## What the task asks:
Some lines in the listing below may include the string "single". How many are there? Give only the number.

## Excerpted data:
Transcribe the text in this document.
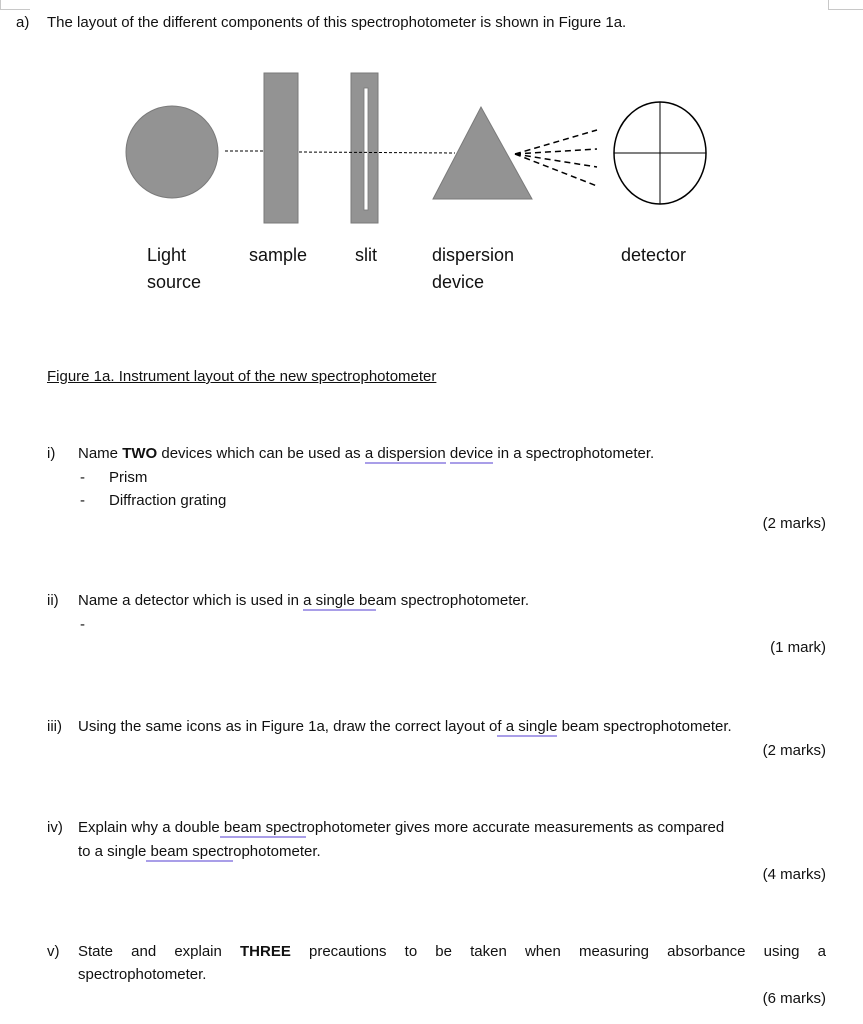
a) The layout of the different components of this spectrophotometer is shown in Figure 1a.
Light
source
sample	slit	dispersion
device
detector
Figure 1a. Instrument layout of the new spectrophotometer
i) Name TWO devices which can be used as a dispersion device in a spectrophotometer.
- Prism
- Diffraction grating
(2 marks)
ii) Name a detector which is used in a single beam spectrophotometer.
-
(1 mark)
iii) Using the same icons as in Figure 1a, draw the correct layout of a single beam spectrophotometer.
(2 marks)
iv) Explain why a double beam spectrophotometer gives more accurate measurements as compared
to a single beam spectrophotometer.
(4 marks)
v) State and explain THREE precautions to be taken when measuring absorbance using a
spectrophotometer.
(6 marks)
--
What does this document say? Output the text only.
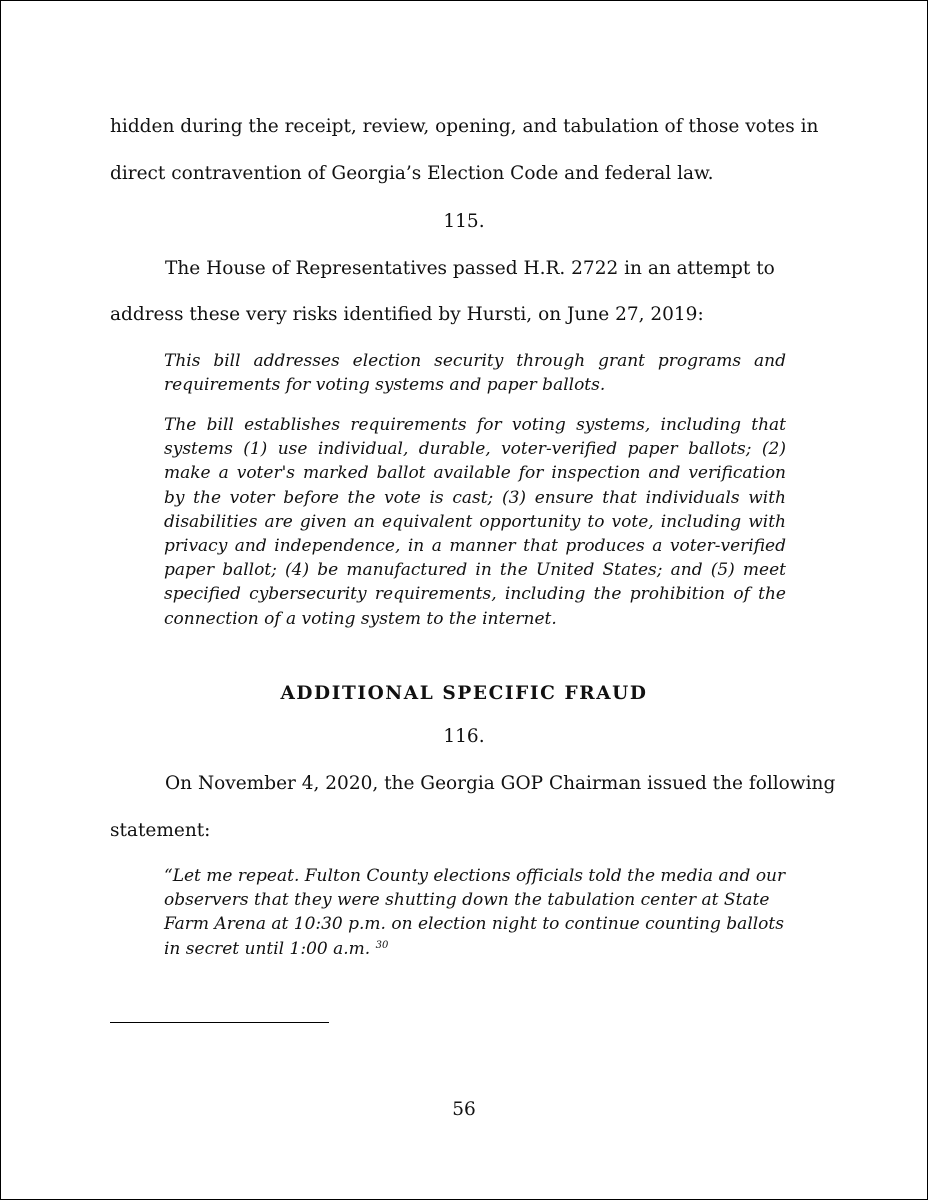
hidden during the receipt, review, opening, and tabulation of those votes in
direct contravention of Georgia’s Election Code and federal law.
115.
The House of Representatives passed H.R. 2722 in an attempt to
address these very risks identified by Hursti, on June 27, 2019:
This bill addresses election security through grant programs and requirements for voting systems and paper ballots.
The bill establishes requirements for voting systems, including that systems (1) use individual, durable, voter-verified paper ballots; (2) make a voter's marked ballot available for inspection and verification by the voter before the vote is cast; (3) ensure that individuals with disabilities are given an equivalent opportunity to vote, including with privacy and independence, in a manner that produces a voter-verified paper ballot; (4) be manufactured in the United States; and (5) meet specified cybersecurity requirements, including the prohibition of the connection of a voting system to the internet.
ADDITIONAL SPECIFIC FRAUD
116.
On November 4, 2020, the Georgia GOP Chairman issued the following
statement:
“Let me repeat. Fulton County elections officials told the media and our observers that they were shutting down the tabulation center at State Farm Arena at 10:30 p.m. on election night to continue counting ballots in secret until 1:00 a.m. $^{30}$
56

## Task result:
3